#### DATA SHOWN
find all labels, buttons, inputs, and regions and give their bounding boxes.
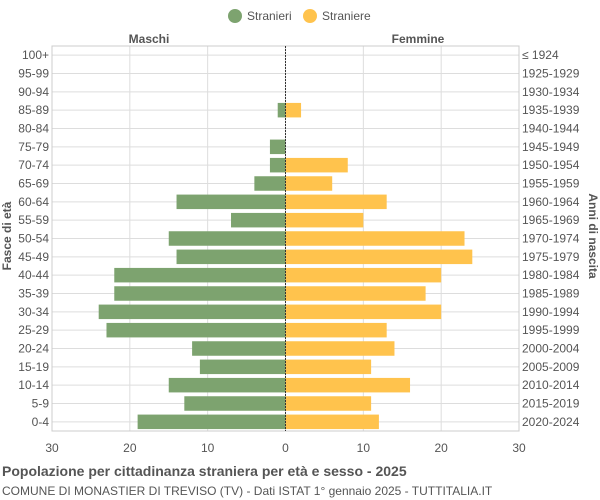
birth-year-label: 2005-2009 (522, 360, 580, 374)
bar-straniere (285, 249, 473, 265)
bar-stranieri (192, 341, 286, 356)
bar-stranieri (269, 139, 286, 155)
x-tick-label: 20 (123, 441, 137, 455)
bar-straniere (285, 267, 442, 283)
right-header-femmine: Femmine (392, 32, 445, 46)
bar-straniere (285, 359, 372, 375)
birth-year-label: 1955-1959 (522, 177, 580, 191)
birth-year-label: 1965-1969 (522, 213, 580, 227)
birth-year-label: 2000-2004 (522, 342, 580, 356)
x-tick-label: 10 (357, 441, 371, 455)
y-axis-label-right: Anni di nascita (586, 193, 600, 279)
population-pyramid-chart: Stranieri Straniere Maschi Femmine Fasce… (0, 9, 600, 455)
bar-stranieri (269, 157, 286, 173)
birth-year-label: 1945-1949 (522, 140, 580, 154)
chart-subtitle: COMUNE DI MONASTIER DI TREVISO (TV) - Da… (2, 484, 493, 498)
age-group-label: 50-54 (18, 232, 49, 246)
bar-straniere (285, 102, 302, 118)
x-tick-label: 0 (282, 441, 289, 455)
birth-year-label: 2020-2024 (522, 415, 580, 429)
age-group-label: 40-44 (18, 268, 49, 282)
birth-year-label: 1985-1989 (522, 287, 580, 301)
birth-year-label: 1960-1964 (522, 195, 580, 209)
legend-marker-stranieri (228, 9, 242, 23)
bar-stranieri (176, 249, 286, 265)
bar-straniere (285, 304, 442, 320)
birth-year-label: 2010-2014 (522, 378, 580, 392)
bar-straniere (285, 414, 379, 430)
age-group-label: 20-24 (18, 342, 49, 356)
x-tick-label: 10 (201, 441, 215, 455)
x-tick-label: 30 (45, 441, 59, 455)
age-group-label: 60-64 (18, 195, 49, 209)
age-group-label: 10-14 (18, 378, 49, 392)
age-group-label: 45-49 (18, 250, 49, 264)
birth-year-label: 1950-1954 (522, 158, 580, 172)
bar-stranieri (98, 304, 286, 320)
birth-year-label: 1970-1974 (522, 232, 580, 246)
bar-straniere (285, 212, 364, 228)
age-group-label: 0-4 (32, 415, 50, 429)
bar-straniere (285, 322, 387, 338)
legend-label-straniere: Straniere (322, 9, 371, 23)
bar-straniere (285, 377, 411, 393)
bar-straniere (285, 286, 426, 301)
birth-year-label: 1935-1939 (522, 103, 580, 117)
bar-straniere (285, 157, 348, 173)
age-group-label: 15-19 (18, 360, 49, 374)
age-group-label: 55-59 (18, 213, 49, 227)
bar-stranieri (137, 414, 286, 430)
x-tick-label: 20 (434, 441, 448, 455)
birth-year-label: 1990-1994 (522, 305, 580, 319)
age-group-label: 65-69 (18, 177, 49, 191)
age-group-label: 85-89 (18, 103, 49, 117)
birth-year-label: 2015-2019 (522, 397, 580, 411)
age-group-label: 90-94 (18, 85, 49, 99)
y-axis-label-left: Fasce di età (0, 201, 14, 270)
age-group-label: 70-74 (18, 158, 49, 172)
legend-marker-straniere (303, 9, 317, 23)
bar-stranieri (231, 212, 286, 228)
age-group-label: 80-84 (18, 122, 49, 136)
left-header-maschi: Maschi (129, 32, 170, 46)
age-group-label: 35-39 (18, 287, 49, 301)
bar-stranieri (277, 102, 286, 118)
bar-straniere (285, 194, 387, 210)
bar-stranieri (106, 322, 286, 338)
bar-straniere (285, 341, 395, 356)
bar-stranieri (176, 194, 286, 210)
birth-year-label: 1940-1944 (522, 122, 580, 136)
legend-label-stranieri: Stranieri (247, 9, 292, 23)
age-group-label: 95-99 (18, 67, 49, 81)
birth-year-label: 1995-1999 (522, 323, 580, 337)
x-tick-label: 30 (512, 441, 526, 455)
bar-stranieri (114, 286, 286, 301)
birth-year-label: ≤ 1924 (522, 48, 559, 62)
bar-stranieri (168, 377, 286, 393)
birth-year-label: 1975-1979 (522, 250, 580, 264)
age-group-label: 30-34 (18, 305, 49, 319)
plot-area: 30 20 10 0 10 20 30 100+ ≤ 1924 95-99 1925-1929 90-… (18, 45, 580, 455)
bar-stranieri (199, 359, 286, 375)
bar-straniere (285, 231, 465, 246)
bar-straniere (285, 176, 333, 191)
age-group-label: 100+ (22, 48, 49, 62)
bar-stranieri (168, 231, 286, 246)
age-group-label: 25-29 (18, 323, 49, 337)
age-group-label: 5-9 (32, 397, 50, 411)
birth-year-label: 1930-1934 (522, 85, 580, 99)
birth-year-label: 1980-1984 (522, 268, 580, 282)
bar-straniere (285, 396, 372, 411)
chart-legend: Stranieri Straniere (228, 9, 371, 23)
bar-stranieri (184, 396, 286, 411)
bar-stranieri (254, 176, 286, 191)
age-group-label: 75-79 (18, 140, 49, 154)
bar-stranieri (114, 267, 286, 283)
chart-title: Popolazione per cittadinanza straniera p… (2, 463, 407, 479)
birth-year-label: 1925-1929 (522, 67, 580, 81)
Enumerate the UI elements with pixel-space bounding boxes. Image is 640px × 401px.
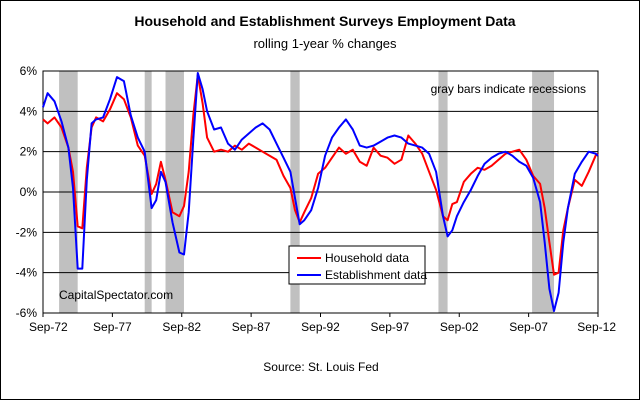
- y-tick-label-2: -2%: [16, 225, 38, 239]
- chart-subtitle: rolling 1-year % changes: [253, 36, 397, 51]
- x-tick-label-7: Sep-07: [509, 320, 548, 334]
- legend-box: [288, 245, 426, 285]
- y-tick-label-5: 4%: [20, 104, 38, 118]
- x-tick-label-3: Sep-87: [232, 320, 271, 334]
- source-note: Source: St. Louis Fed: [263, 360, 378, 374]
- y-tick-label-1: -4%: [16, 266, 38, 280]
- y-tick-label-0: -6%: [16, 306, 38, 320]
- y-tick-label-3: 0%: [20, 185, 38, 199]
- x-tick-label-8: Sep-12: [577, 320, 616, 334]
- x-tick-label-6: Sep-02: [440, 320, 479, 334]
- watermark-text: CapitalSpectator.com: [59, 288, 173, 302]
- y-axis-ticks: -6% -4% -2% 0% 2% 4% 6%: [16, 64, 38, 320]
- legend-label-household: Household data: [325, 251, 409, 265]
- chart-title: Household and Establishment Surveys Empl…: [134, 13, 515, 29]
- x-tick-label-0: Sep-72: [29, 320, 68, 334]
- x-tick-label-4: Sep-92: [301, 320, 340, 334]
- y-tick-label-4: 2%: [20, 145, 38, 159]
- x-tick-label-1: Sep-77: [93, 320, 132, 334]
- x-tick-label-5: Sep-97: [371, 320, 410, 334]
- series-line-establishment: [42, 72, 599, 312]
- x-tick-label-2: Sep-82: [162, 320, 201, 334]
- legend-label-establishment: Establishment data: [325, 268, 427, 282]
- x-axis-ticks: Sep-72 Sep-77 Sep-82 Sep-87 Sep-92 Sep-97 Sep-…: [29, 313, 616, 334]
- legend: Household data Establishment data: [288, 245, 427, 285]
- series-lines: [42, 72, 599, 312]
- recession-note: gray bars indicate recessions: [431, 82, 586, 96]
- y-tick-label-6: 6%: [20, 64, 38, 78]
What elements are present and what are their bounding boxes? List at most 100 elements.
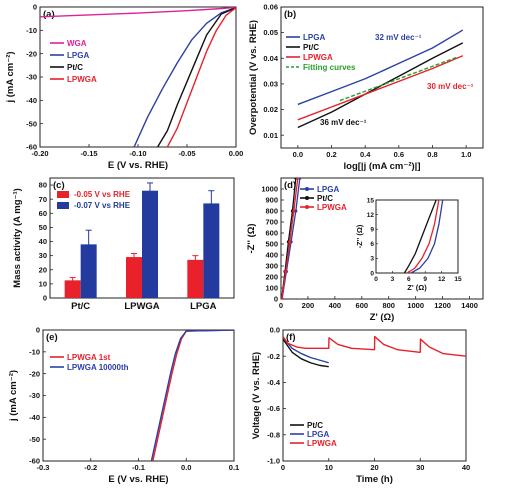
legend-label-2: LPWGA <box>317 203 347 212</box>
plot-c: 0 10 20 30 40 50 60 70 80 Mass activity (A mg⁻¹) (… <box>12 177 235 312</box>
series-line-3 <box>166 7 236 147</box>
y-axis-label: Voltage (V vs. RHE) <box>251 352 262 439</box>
########
### PROBLEM REQUIREMENTS
Rewrite all of the material above with every "birth-year-label" changed to "birth-cohort-label" and everything else left as is. Leave the pictures out.

### WRITTEN SOLUTION
find all labels, buttons, inputs, and regions and give their bounding boxes.
birth-cohort-label: 2005-2009 (522, 360, 580, 374)
bar-straniere (285, 249, 473, 265)
bar-stranieri (192, 341, 286, 356)
bar-stranieri (269, 139, 286, 155)
x-tick-label: 20 (123, 441, 137, 455)
bar-straniere (285, 267, 442, 283)
right-header-femmine: Femmine (392, 32, 445, 46)
bar-straniere (285, 359, 372, 375)
birth-cohort-label: 1955-1959 (522, 177, 580, 191)
birth-cohort-label: 1965-1969 (522, 213, 580, 227)
birth-cohort-label: 2000-2004 (522, 342, 580, 356)
x-tick-label: 10 (357, 441, 371, 455)
y-axis-label-right: Anni di nascita (586, 193, 600, 279)
population-pyramid-chart: Stranieri Straniere Maschi Femmine Fasce… (0, 9, 600, 455)
bar-stranieri (269, 157, 286, 173)
birth-cohort-label: 1945-1949 (522, 140, 580, 154)
chart-subtitle: COMUNE DI MONASTIER DI TREVISO (TV) - Da… (2, 484, 493, 498)
age-group-label: 50-54 (18, 232, 49, 246)
bar-straniere (285, 102, 302, 118)
x-tick-label: 0 (282, 441, 289, 455)
birth-cohort-label: 2020-2024 (522, 415, 580, 429)
age-group-label: 40-44 (18, 268, 49, 282)
birth-cohort-label: 1985-1989 (522, 287, 580, 301)
birth-cohort-label: 1960-1964 (522, 195, 580, 209)
legend-marker-stranieri (228, 9, 242, 23)
bar-stranieri (176, 249, 286, 265)
bar-straniere (285, 304, 442, 320)
birth-cohort-label: 2010-2014 (522, 378, 580, 392)
bar-straniere (285, 414, 379, 430)
age-group-label: 20-24 (18, 342, 49, 356)
x-tick-label: 10 (201, 441, 215, 455)
x-tick-label: 30 (45, 441, 59, 455)
age-group-label: 60-64 (18, 195, 49, 209)
age-group-label: 10-14 (18, 378, 49, 392)
age-group-label: 45-49 (18, 250, 49, 264)
birth-cohort-label: 1950-1954 (522, 158, 580, 172)
bar-stranieri (98, 304, 286, 320)
birth-cohort-label: 1970-1974 (522, 232, 580, 246)
bar-straniere (285, 212, 364, 228)
age-group-label: 0-4 (32, 415, 50, 429)
bar-straniere (285, 322, 387, 338)
legend-label-straniere: Straniere (322, 9, 371, 23)
bar-straniere (285, 377, 411, 393)
bar-straniere (285, 286, 426, 301)
birth-cohort-label: 1935-1939 (522, 103, 580, 117)
bar-straniere (285, 157, 348, 173)
age-group-label: 15-19 (18, 360, 49, 374)
age-group-label: 55-59 (18, 213, 49, 227)
bar-stranieri (137, 414, 286, 430)
x-tick-label: 20 (434, 441, 448, 455)
birth-cohort-label: 1990-1994 (522, 305, 580, 319)
age-group-label: 65-69 (18, 177, 49, 191)
age-group-label: 85-89 (18, 103, 49, 117)
birth-cohort-label: 2015-2019 (522, 397, 580, 411)
age-group-label: 90-94 (18, 85, 49, 99)
y-axis-label-left: Fasce di età (0, 201, 14, 270)
age-group-label: 70-74 (18, 158, 49, 172)
legend-marker-straniere (303, 9, 317, 23)
bar-stranieri (231, 212, 286, 228)
age-group-label: 80-84 (18, 122, 49, 136)
left-header-maschi: Maschi (129, 32, 170, 46)
age-group-label: 35-39 (18, 287, 49, 301)
bar-stranieri (277, 102, 286, 118)
bar-straniere (285, 194, 387, 210)
bar-stranieri (106, 322, 286, 338)
bar-straniere (285, 341, 395, 356)
bar-stranieri (176, 194, 286, 210)
birth-cohort-label: 1940-1944 (522, 122, 580, 136)
legend-label-stranieri: Stranieri (247, 9, 292, 23)
age-group-label: 95-99 (18, 67, 49, 81)
birth-cohort-label: 1995-1999 (522, 323, 580, 337)
x-tick-label: 30 (512, 441, 526, 455)
bar-stranieri (114, 286, 286, 301)
birth-cohort-label: ≤ 1924 (522, 48, 559, 62)
bar-stranieri (168, 377, 286, 393)
birth-cohort-label: 1975-1979 (522, 250, 580, 264)
age-group-label: 30-34 (18, 305, 49, 319)
plot-area: 30 20 10 0 10 20 30 100+ ≤ 1924 95-99 1925-1929 90-… (18, 45, 580, 455)
bar-stranieri (199, 359, 286, 375)
bar-straniere (285, 231, 465, 246)
bar-straniere (285, 176, 333, 191)
age-group-label: 100+ (22, 48, 49, 62)
bar-stranieri (168, 231, 286, 246)
age-group-label: 25-29 (18, 323, 49, 337)
age-group-label: 5-9 (32, 397, 50, 411)
birth-cohort-label: 1930-1934 (522, 85, 580, 99)
birth-cohort-label: 1980-1984 (522, 268, 580, 282)
bar-straniere (285, 396, 372, 411)
chart-legend: Stranieri Straniere (228, 9, 371, 23)
bar-stranieri (184, 396, 286, 411)
bar-stranieri (254, 176, 286, 191)
age-group-label: 75-79 (18, 140, 49, 154)
bar-stranieri (114, 267, 286, 283)
chart-title: Popolazione per cittadinanza straniera p… (2, 463, 407, 479)
birth-cohort-label: 1925-1929 (522, 67, 580, 81)
Enumerate the UI elements with pixel-space bounding boxes. Image is 640px × 401px.
- y-tick-label-2: -2%: [16, 225, 38, 239]
- chart-subtitle: rolling 1-year % changes: [253, 36, 397, 51]
- x-tick-label-7: Sep-07: [509, 320, 548, 334]
- legend-box: [288, 245, 426, 285]
- y-tick-label-5: 4%: [20, 104, 38, 118]
- x-tick-label-3: Sep-87: [232, 320, 271, 334]
- source-note: Source: St. Louis Fed: [263, 360, 378, 374]
- y-tick-label-1: -4%: [16, 266, 38, 280]
- y-tick-label-0: -6%: [16, 306, 38, 320]
- y-tick-label-3: 0%: [20, 185, 38, 199]
- x-tick-label-8: Sep-12: [577, 320, 616, 334]
- x-tick-label-6: Sep-02: [440, 320, 479, 334]
- watermark-text: CapitalSpectator.com: [59, 288, 173, 302]
- y-axis-ticks: -6% -4% -2% 0% 2% 4% 6%: [16, 64, 38, 320]
- legend-label-household: Household data: [325, 251, 409, 265]
- chart-title: Household and Establishment Surveys Empl…: [134, 13, 515, 29]
- x-tick-label-0: Sep-72: [29, 320, 68, 334]
- x-tick-label-4: Sep-92: [301, 320, 340, 334]
- y-tick-label-4: 2%: [20, 145, 38, 159]
- x-tick-label-1: Sep-77: [93, 320, 132, 334]
- x-tick-label-5: Sep-97: [371, 320, 410, 334]
- series-line-establishment: [42, 72, 599, 312]
- x-tick-label-2: Sep-82: [162, 320, 201, 334]
- legend-label-establishment: Establishment data: [325, 268, 427, 282]
- x-axis-ticks: Sep-72 Sep-77 Sep-82 Sep-87 Sep-92 Sep-97 Sep-…: [29, 313, 616, 334]
- legend: Household data Establishment data: [288, 245, 427, 285]
- series-lines: [42, 72, 599, 312]
- recession-note: gray bars indicate recessions: [431, 82, 586, 96]
- y-tick-label-6: 6%: [20, 64, 38, 78]
What elements are present and what are their bounding boxes? List at most 100 elements.
legend-label-2: LPWGA <box>317 203 347 212</box>
plot-c: 0 10 20 30 40 50 60 70 80 Mass activity (A mg⁻¹) (… <box>12 177 235 312</box>
series-line-3 <box>166 7 236 147</box>
y-axis-label: Voltage (V vs. RHE) <box>251 352 262 439</box>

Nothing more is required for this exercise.